• [WHAT YOU SHOULD DO] Quote the records in full and leave their pictures out.

A block of data
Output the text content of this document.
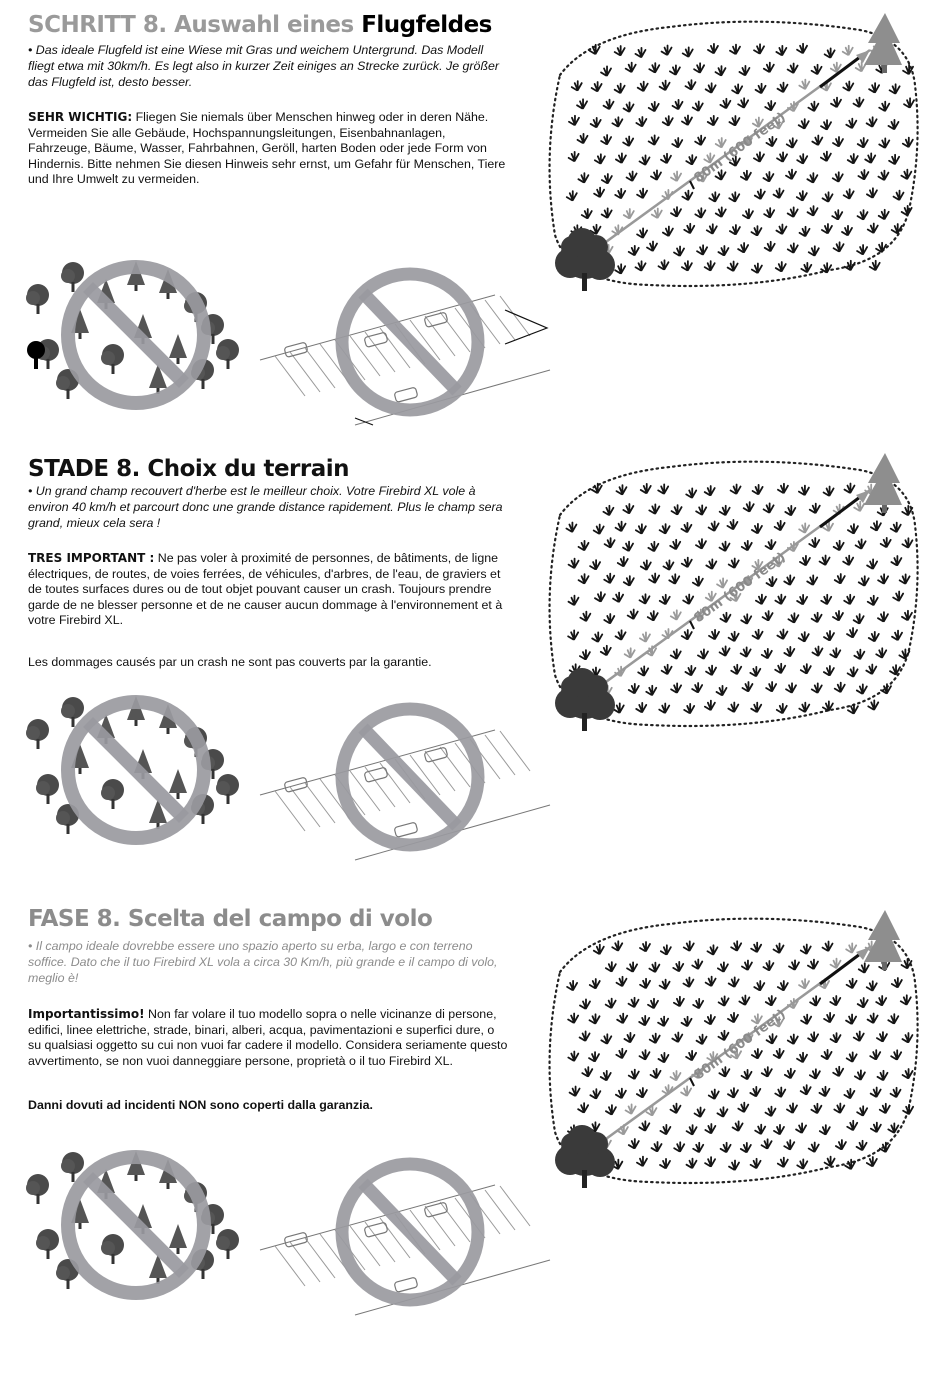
SCHRITT 8. Auswahl eines Flugfeldes
• Das ideale Flugfeld ist eine Wiese mit Gras und weichem Untergrund. Das Modell fliegt etwa mit 30km/h. Es legt also in kurzer Zeit einiges an Strecke zurück. Je größer das Flugfeld ist, desto besser.
SEHR WICHTIG: Fliegen Sie niemals über Menschen hinweg oder in deren Nähe. Vermeiden Sie alle Gebäude, Hochspannungsleitungen, Eisenbahnanlagen, Fahrzeuge, Bäume, Wasser, Fahrbahnen, Geröll, harten Boden oder jede Form von Hindernis. Bitte nehmen Sie diesen Hinweis sehr ernst, um Gefahr für Menschen, Tiere und Ihre Umwelt zu vermeiden.	80m (600 feet)
STADE 8. Choix du terrain
• Un grand champ recouvert d'herbe est le meilleur choix. Votre Firebird XL vole à environ 40 km/h et parcourt donc une grande distance rapidement. Plus le champ sera grand, mieux cela sera !
TRES IMPORTANT : Ne pas voler à proximité de personnes, de bâtiments, de ligne électriques, de routes, de voies ferrées, de véhicules, d'arbres, de l'eau, de graviers et de toutes surfaces dures ou de tout objet pouvant causer un crash. Toujours prendre garde de ne blesser personne et de ne causer aucun dommage à l'environnement et à votre Firebird XL.
Les dommages causés par un crash ne sont pas couverts par la garantie.
80m (600 feet)
FASE 8. Scelta del campo di volo
• Il campo ideale dovrebbe essere uno spazio aperto su erba, largo e con terreno soffice. Dato che il tuo Firebird XL vola a circa 30 Km/h, più grande e il campo di volo, meglio è!
Importantissimo! Non far volare il tuo modello sopra o nelle vicinanze di persone, edifici, linee elettriche, strade, binari, alberi, acqua, pavimentazioni e superfici dure, o su qualsiasi oggetto su cui non vuoi far cadere il modello. Considera seriamente questo avvertimento, se non vuoi danneggiare persone, proprietà o il tuo Firebird XL.
Danni dovuti ad incidenti NON sono coperti dalla garanzia.
80m (600 feet)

• [SOLUTION TO THE EXERCISE]
Output the text content of this document.
SCHRITT 8. Auswahl eines Flugfeldes
• Das ideale Flugfeld ist eine Wiese mit Gras und weichem Untergrund. Das Modell fliegt etwa mit 30km/h. Es legt also in kurzer Zeit einiges an Strecke zurück. Je größer das Flugfeld ist, desto besser.
SEHR WICHTIG: Fliegen Sie niemals über Menschen hinweg oder in deren Nähe. Vermeiden Sie alle Gebäude, Hochspannungsleitungen, Eisenbahnanlagen, Fahrzeuge, Bäume, Wasser, Fahrbahnen, Geröll, harten Boden oder jede Form von Hindernis. Bitte nehmen Sie diesen Hinweis sehr ernst, um Gefahr für Menschen, Tiere und Ihre Umwelt zu vermeiden.	80m (600 feet)
STADE 8. Choix du terrain
• Un grand champ recouvert d'herbe est le meilleur choix. Votre Firebird XL vole à environ 40 km/h et parcourt donc une grande distance rapidement. Plus le champ sera grand, mieux cela sera !
TRES IMPORTANT : Ne pas voler à proximité de personnes, de bâtiments, de ligne électriques, de routes, de voies ferrées, de véhicules, d'arbres, de l'eau, de graviers et de toutes surfaces dures ou de tout objet pouvant causer un crash. Toujours prendre garde de ne blesser personne et de ne causer aucun dommage à l'environnement et à votre Firebird XL.
Les dommages causés par un crash ne sont pas couverts par la garantie.
80m (600 feet)
FASE 8. Scelta del campo di volo
• Il campo ideale dovrebbe essere uno spazio aperto su erba, largo e con terreno soffice. Dato che il tuo Firebird XL vola a circa 30 Km/h, più grande e il campo di volo, meglio è!
Importantissimo! Non far volare il tuo modello sopra o nelle vicinanze di persone, edifici, linee elettriche, strade, binari, alberi, acqua, pavimentazioni e superfici dure, o su qualsiasi oggetto su cui non vuoi far cadere il modello. Considera seriamente questo avvertimento, se non vuoi danneggiare persone, proprietà o il tuo Firebird XL.
Danni dovuti ad incidenti NON sono coperti dalla garanzia.
80m (600 feet)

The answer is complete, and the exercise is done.